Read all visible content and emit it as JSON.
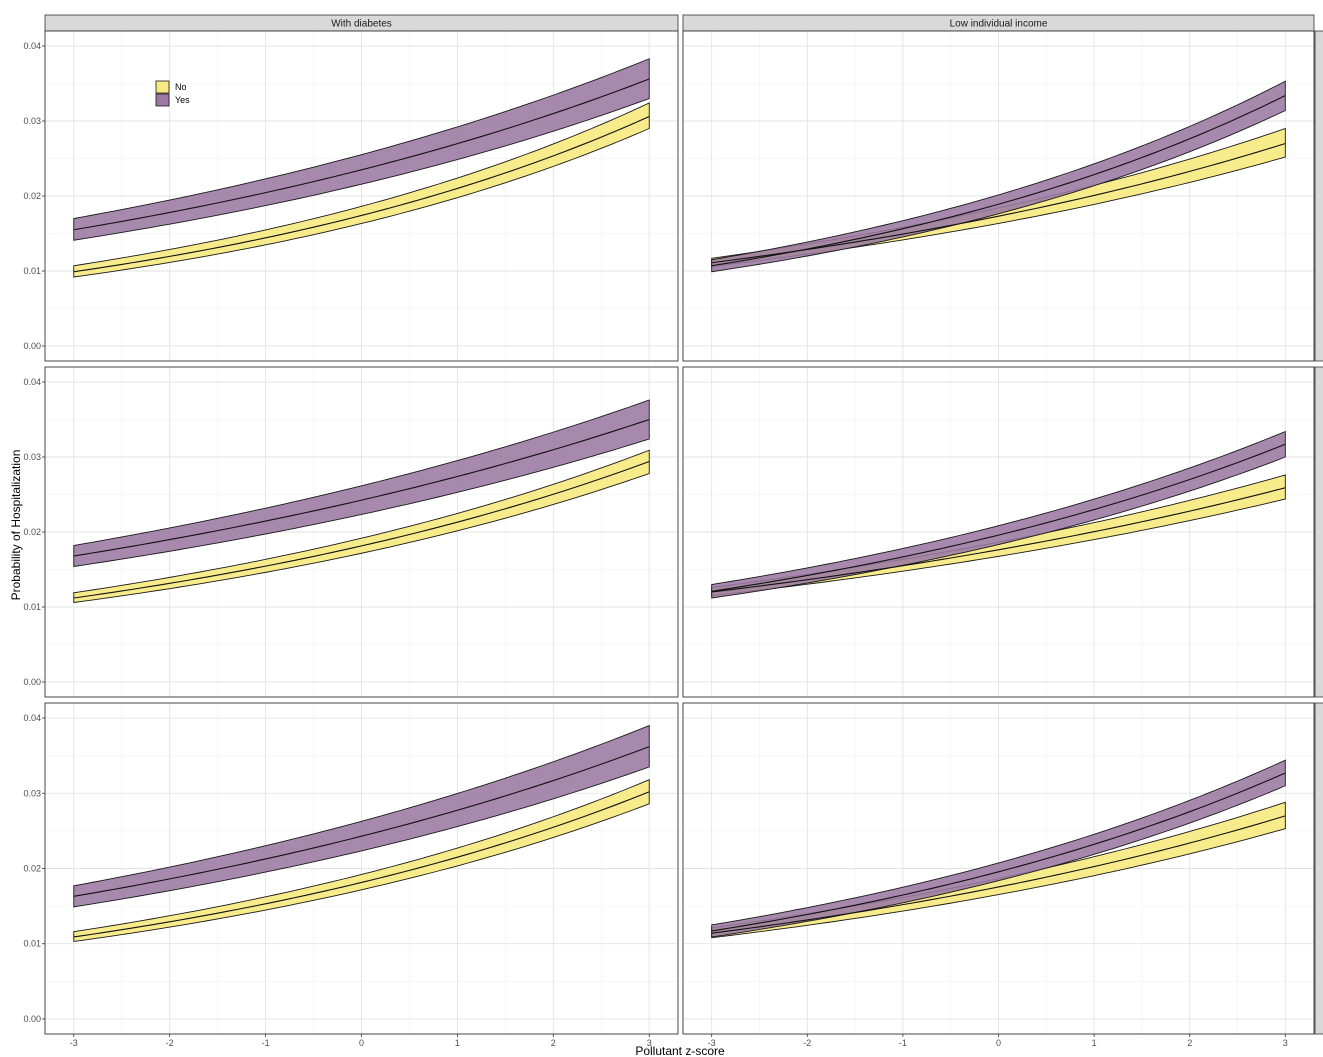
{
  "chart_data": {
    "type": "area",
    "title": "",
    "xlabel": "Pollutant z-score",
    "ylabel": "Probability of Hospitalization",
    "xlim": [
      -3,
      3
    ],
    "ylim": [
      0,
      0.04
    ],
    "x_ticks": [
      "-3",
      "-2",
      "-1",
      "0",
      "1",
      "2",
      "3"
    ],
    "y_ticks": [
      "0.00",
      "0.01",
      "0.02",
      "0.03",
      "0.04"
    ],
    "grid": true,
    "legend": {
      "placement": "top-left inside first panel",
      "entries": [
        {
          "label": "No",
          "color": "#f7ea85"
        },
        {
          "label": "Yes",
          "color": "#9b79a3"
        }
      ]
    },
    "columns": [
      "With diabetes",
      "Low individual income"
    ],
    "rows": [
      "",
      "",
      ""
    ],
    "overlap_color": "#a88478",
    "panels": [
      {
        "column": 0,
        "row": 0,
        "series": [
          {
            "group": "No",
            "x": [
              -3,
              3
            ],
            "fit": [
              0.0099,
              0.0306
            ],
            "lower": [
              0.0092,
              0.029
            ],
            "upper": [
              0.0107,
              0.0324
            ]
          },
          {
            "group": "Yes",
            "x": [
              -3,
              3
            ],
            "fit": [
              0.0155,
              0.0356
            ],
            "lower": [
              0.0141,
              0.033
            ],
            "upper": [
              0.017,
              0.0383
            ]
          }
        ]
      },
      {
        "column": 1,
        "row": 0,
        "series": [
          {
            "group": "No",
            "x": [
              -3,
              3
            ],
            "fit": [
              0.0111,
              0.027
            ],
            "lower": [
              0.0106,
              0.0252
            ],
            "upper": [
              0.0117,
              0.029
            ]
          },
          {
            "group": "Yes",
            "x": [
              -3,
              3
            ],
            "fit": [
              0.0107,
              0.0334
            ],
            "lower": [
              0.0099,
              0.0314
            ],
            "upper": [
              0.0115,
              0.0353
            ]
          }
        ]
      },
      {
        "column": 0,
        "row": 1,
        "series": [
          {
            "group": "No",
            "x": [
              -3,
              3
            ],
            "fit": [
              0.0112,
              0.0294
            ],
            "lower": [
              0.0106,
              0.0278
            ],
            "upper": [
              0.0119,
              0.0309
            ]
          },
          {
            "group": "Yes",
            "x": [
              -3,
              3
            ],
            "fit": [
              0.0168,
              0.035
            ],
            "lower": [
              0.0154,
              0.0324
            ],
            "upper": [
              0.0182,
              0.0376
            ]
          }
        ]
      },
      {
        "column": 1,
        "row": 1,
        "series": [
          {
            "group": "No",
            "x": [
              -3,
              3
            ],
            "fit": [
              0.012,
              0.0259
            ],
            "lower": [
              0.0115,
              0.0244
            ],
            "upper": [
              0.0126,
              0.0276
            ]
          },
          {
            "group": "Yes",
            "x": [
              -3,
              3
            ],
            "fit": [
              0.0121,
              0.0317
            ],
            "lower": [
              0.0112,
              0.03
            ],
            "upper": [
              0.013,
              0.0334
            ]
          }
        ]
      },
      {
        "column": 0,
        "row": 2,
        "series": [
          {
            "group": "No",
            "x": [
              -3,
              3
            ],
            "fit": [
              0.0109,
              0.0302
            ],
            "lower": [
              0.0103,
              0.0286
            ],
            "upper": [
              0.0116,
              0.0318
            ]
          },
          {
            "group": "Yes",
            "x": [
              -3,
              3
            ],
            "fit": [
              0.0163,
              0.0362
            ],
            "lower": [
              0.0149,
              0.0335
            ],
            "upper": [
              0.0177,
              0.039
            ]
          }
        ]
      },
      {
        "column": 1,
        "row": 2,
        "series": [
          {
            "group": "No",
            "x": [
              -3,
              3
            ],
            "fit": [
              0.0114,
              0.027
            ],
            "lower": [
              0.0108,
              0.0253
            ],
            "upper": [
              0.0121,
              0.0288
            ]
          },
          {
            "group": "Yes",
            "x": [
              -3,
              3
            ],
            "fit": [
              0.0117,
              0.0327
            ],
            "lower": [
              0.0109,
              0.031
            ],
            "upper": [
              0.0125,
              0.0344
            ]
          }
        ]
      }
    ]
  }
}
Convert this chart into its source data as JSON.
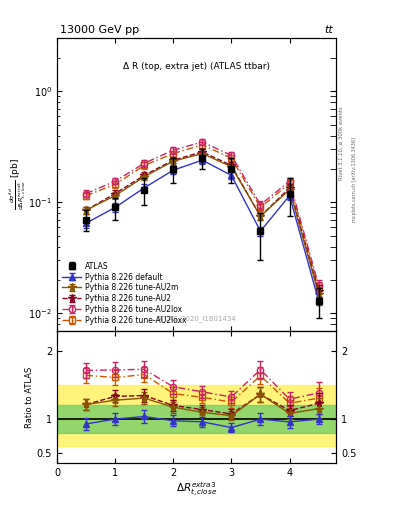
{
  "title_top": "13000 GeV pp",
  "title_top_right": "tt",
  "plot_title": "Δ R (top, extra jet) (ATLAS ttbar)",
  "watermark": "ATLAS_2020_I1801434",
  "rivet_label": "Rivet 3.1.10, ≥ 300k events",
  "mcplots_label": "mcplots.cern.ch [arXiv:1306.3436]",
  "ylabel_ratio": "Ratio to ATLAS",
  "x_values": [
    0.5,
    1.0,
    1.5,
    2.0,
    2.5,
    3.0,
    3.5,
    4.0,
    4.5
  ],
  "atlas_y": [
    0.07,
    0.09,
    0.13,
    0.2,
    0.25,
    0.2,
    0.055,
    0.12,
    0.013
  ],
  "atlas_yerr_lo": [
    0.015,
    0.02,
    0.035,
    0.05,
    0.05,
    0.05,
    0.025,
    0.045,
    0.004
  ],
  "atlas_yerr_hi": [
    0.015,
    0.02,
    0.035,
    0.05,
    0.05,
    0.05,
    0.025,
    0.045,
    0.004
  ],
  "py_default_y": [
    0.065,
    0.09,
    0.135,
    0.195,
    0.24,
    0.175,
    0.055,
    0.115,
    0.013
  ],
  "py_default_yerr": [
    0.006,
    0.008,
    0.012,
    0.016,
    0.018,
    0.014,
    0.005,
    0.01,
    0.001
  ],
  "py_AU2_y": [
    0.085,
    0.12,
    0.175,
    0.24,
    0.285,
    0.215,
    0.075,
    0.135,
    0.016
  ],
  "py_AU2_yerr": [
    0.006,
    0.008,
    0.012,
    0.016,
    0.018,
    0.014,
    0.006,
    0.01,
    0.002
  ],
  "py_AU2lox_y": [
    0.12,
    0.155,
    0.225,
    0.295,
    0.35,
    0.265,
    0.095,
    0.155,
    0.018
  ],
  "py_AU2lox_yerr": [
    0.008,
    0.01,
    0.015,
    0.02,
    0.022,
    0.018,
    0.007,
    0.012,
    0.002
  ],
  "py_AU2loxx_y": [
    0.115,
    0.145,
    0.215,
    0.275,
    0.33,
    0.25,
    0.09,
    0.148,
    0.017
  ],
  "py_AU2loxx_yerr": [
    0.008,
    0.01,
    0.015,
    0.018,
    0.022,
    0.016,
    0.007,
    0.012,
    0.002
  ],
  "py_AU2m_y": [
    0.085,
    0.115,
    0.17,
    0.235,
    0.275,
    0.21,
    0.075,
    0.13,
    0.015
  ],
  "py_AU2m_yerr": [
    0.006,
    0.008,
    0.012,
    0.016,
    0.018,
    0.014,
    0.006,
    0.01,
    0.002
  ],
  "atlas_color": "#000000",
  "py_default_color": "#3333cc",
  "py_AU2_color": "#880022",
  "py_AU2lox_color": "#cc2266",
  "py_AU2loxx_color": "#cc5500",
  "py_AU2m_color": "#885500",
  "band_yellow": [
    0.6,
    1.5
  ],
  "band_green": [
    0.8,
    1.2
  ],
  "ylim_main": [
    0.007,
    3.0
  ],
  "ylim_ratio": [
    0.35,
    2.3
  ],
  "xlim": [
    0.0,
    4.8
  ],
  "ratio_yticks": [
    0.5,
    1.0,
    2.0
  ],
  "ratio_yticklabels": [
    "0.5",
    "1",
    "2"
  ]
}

—————

• Exercise aim: Every line of the data should be copied as it stands, without the images.

• Result of this task:
Read all visible content and emit it as JSON.
{
  "chart_data": {
    "type": "area",
    "title": "",
    "xlabel": "Pollutant z-score",
    "ylabel": "Probability of Hospitalization",
    "xlim": [
      -3,
      3
    ],
    "ylim": [
      0,
      0.04
    ],
    "x_ticks": [
      "-3",
      "-2",
      "-1",
      "0",
      "1",
      "2",
      "3"
    ],
    "y_ticks": [
      "0.00",
      "0.01",
      "0.02",
      "0.03",
      "0.04"
    ],
    "grid": true,
    "legend": {
      "placement": "top-left inside first panel",
      "entries": [
        {
          "label": "No",
          "color": "#f7ea85"
        },
        {
          "label": "Yes",
          "color": "#9b79a3"
        }
      ]
    },
    "columns": [
      "With diabetes",
      "Low individual income"
    ],
    "rows": [
      "",
      "",
      ""
    ],
    "overlap_color": "#a88478",
    "panels": [
      {
        "column": 0,
        "row": 0,
        "series": [
          {
            "group": "No",
            "x": [
              -3,
              3
            ],
            "fit": [
              0.0099,
              0.0306
            ],
            "lower": [
              0.0092,
              0.029
            ],
            "upper": [
              0.0107,
              0.0324
            ]
          },
          {
            "group": "Yes",
            "x": [
              -3,
              3
            ],
            "fit": [
              0.0155,
              0.0356
            ],
            "lower": [
              0.0141,
              0.033
            ],
            "upper": [
              0.017,
              0.0383
            ]
          }
        ]
      },
      {
        "column": 1,
        "row": 0,
        "series": [
          {
            "group": "No",
            "x": [
              -3,
              3
            ],
            "fit": [
              0.0111,
              0.027
            ],
            "lower": [
              0.0106,
              0.0252
            ],
            "upper": [
              0.0117,
              0.029
            ]
          },
          {
            "group": "Yes",
            "x": [
              -3,
              3
            ],
            "fit": [
              0.0107,
              0.0334
            ],
            "lower": [
              0.0099,
              0.0314
            ],
            "upper": [
              0.0115,
              0.0353
            ]
          }
        ]
      },
      {
        "column": 0,
        "row": 1,
        "series": [
          {
            "group": "No",
            "x": [
              -3,
              3
            ],
            "fit": [
              0.0112,
              0.0294
            ],
            "lower": [
              0.0106,
              0.0278
            ],
            "upper": [
              0.0119,
              0.0309
            ]
          },
          {
            "group": "Yes",
            "x": [
              -3,
              3
            ],
            "fit": [
              0.0168,
              0.035
            ],
            "lower": [
              0.0154,
              0.0324
            ],
            "upper": [
              0.0182,
              0.0376
            ]
          }
        ]
      },
      {
        "column": 1,
        "row": 1,
        "series": [
          {
            "group": "No",
            "x": [
              -3,
              3
            ],
            "fit": [
              0.012,
              0.0259
            ],
            "lower": [
              0.0115,
              0.0244
            ],
            "upper": [
              0.0126,
              0.0276
            ]
          },
          {
            "group": "Yes",
            "x": [
              -3,
              3
            ],
            "fit": [
              0.0121,
              0.0317
            ],
            "lower": [
              0.0112,
              0.03
            ],
            "upper": [
              0.013,
              0.0334
            ]
          }
        ]
      },
      {
        "column": 0,
        "row": 2,
        "series": [
          {
            "group": "No",
            "x": [
              -3,
              3
            ],
            "fit": [
              0.0109,
              0.0302
            ],
            "lower": [
              0.0103,
              0.0286
            ],
            "upper": [
              0.0116,
              0.0318
            ]
          },
          {
            "group": "Yes",
            "x": [
              -3,
              3
            ],
            "fit": [
              0.0163,
              0.0362
            ],
            "lower": [
              0.0149,
              0.0335
            ],
            "upper": [
              0.0177,
              0.039
            ]
          }
        ]
      },
      {
        "column": 1,
        "row": 2,
        "series": [
          {
            "group": "No",
            "x": [
              -3,
              3
            ],
            "fit": [
              0.0114,
              0.027
            ],
            "lower": [
              0.0108,
              0.0253
            ],
            "upper": [
              0.0121,
              0.0288
            ]
          },
          {
            "group": "Yes",
            "x": [
              -3,
              3
            ],
            "fit": [
              0.0117,
              0.0327
            ],
            "lower": [
              0.0109,
              0.031
            ],
            "upper": [
              0.0125,
              0.0344
            ]
          }
        ]
      }
    ]
  }
}
Convert this chart into its source data as JSON.
{
  "title_top": "13000 GeV pp",
  "title_top_right": "tt",
  "plot_title": "Δ R (top, extra jet) (ATLAS ttbar)",
  "watermark": "ATLAS_2020_I1801434",
  "rivet_label": "Rivet 3.1.10, ≥ 300k events",
  "mcplots_label": "mcplots.cern.ch [arXiv:1306.3436]",
  "ylabel_ratio": "Ratio to ATLAS",
  "x_values": [
    0.5,
    1.0,
    1.5,
    2.0,
    2.5,
    3.0,
    3.5,
    4.0,
    4.5
  ],
  "atlas_y": [
    0.07,
    0.09,
    0.13,
    0.2,
    0.25,
    0.2,
    0.055,
    0.12,
    0.013
  ],
  "atlas_yerr_lo": [
    0.015,
    0.02,
    0.035,
    0.05,
    0.05,
    0.05,
    0.025,
    0.045,
    0.004
  ],
  "atlas_yerr_hi": [
    0.015,
    0.02,
    0.035,
    0.05,
    0.05,
    0.05,
    0.025,
    0.045,
    0.004
  ],
  "py_default_y": [
    0.065,
    0.09,
    0.135,
    0.195,
    0.24,
    0.175,
    0.055,
    0.115,
    0.013
  ],
  "py_default_yerr": [
    0.006,
    0.008,
    0.012,
    0.016,
    0.018,
    0.014,
    0.005,
    0.01,
    0.001
  ],
  "py_AU2_y": [
    0.085,
    0.12,
    0.175,
    0.24,
    0.285,
    0.215,
    0.075,
    0.135,
    0.016
  ],
  "py_AU2_yerr": [
    0.006,
    0.008,
    0.012,
    0.016,
    0.018,
    0.014,
    0.006,
    0.01,
    0.002
  ],
  "py_AU2lox_y": [
    0.12,
    0.155,
    0.225,
    0.295,
    0.35,
    0.265,
    0.095,
    0.155,
    0.018
  ],
  "py_AU2lox_yerr": [
    0.008,
    0.01,
    0.015,
    0.02,
    0.022,
    0.018,
    0.007,
    0.012,
    0.002
  ],
  "py_AU2loxx_y": [
    0.115,
    0.145,
    0.215,
    0.275,
    0.33,
    0.25,
    0.09,
    0.148,
    0.017
  ],
  "py_AU2loxx_yerr": [
    0.008,
    0.01,
    0.015,
    0.018,
    0.022,
    0.016,
    0.007,
    0.012,
    0.002
  ],
  "py_AU2m_y": [
    0.085,
    0.115,
    0.17,
    0.235,
    0.275,
    0.21,
    0.075,
    0.13,
    0.015
  ],
  "py_AU2m_yerr": [
    0.006,
    0.008,
    0.012,
    0.016,
    0.018,
    0.014,
    0.006,
    0.01,
    0.002
  ],
  "atlas_color": "#000000",
  "py_default_color": "#3333cc",
  "py_AU2_color": "#880022",
  "py_AU2lox_color": "#cc2266",
  "py_AU2loxx_color": "#cc5500",
  "py_AU2m_color": "#885500",
  "band_yellow": [
    0.6,
    1.5
  ],
  "band_green": [
    0.8,
    1.2
  ],
  "ylim_main": [
    0.007,
    3.0
  ],
  "ylim_ratio": [
    0.35,
    2.3
  ],
  "xlim": [
    0.0,
    4.8
  ],
  "ratio_yticks": [
    0.5,
    1.0,
    2.0
  ],
  "ratio_yticklabels": [
    "0.5",
    "1",
    "2"
  ]
}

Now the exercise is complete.